* _Task details_
Give the material again in full, matching it exactly.

====

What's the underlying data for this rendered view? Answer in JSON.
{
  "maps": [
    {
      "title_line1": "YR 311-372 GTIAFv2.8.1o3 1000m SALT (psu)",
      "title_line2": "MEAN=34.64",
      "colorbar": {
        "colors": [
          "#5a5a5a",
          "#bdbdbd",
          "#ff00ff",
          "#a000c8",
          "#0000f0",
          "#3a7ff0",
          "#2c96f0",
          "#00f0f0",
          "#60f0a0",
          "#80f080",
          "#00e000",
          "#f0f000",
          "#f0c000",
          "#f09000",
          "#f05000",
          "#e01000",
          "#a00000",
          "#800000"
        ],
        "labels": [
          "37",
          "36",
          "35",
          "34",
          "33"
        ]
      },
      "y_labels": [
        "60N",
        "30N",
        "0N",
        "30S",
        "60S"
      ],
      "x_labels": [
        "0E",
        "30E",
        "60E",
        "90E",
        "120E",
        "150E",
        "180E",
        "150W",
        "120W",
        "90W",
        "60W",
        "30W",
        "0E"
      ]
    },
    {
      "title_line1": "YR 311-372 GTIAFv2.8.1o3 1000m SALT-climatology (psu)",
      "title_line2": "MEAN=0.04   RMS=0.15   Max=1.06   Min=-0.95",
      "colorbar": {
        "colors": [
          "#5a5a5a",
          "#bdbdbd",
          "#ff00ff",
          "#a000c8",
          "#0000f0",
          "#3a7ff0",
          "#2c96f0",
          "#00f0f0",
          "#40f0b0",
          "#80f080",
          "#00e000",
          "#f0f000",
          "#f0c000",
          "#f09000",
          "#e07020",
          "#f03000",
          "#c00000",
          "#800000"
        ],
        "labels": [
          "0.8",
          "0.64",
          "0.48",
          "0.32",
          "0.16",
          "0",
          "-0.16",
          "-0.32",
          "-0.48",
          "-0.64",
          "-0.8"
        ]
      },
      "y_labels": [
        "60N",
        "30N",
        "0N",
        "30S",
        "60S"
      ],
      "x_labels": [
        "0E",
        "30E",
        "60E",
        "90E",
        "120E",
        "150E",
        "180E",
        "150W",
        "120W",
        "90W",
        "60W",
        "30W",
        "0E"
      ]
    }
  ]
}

====

* _Correct result_
What's the underlying data for this rendered view? Answer in JSON.
{
  "maps": [
    {
      "title_line1": "YR 311-372 GTIAFv2.8.1o3 1000m SALT (psu)",
      "title_line2": "MEAN=34.64",
      "colorbar": {
        "colors": [
          "#5a5a5a",
          "#bdbdbd",
          "#ff00ff",
          "#a000c8",
          "#0000f0",
          "#3a7ff0",
          "#2c96f0",
          "#00f0f0",
          "#60f0a0",
          "#80f080",
          "#00e000",
          "#f0f000",
          "#f0c000",
          "#f09000",
          "#f05000",
          "#e01000",
          "#a00000",
          "#800000"
        ],
        "labels": [
          "37",
          "36",
          "35",
          "34",
          "33"
        ]
      },
      "y_labels": [
        "60N",
        "30N",
        "0N",
        "30S",
        "60S"
      ],
      "x_labels": [
        "0E",
        "30E",
        "60E",
        "90E",
        "120E",
        "150E",
        "180E",
        "150W",
        "120W",
        "90W",
        "60W",
        "30W",
        "0E"
      ]
    },
    {
      "title_line1": "YR 311-372 GTIAFv2.8.1o3 1000m SALT-climatology (psu)",
      "title_line2": "MEAN=0.04   RMS=0.15   Max=1.06   Min=-0.95",
      "colorbar": {
        "colors": [
          "#5a5a5a",
          "#bdbdbd",
          "#ff00ff",
          "#a000c8",
          "#0000f0",
          "#3a7ff0",
          "#2c96f0",
          "#00f0f0",
          "#40f0b0",
          "#80f080",
          "#00e000",
          "#f0f000",
          "#f0c000",
          "#f09000",
          "#e07020",
          "#f03000",
          "#c00000",
          "#800000"
        ],
        "labels": [
          "0.8",
          "0.64",
          "0.48",
          "0.32",
          "0.16",
          "0",
          "-0.16",
          "-0.32",
          "-0.48",
          "-0.64",
          "-0.8"
        ]
      },
      "y_labels": [
        "60N",
        "30N",
        "0N",
        "30S",
        "60S"
      ],
      "x_labels": [
        "0E",
        "30E",
        "60E",
        "90E",
        "120E",
        "150E",
        "180E",
        "150W",
        "120W",
        "90W",
        "60W",
        "30W",
        "0E"
      ]
    }
  ]
}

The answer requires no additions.